TASK DIRECTIONS: Wherever the string "this" appears in the listing, copy that line.

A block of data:
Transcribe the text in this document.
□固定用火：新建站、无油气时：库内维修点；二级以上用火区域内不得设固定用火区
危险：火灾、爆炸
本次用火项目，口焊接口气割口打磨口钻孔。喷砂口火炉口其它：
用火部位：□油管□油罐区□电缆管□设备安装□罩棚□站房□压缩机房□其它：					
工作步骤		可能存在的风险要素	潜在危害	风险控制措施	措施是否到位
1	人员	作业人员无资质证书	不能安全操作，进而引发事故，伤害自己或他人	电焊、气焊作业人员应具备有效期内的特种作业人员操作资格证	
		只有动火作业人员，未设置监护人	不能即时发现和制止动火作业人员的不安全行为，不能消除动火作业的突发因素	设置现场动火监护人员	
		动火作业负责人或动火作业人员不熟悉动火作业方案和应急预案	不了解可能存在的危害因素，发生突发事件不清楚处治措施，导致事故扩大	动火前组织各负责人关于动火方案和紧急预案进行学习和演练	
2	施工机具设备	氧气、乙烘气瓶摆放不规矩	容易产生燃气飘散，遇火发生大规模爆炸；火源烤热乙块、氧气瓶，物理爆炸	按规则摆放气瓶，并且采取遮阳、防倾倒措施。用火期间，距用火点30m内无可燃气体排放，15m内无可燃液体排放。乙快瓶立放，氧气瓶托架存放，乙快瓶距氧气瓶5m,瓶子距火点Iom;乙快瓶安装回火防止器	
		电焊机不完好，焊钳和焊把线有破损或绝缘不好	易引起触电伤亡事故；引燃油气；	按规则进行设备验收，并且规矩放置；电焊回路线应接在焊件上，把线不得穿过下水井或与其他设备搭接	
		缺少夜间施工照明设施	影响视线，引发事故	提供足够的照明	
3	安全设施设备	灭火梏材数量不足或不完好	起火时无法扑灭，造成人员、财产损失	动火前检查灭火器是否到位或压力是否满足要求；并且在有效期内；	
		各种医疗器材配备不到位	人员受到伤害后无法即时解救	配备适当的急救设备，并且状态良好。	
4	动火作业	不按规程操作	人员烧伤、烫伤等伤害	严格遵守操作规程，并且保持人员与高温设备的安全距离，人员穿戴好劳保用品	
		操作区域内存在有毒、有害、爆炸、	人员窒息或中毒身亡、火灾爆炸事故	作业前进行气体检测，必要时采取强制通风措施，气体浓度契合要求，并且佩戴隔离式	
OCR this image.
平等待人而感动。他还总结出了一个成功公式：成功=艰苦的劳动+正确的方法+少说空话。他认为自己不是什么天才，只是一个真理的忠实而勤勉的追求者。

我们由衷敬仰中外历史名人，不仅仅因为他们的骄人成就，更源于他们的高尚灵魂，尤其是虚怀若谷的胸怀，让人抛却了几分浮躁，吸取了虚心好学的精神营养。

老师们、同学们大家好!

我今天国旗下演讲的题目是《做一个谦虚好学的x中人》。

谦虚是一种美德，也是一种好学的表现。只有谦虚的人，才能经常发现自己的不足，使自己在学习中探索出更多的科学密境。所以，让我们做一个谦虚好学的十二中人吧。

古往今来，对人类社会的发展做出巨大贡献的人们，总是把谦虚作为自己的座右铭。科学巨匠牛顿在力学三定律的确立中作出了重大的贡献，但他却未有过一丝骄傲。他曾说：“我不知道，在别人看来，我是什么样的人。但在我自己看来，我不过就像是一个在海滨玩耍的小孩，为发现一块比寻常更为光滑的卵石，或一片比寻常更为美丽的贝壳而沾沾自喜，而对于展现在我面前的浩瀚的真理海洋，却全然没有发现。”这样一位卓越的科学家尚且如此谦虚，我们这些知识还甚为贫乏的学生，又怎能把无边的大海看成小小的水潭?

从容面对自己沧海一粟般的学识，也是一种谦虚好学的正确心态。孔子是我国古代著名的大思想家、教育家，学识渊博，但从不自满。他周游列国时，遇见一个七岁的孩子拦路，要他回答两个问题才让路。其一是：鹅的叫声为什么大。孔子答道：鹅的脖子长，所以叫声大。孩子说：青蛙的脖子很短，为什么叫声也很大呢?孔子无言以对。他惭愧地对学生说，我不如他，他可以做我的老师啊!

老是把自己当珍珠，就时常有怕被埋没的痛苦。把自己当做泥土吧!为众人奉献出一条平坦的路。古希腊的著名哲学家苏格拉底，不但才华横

THE REPLY:
Transcribe the text in this document.
OCR this image.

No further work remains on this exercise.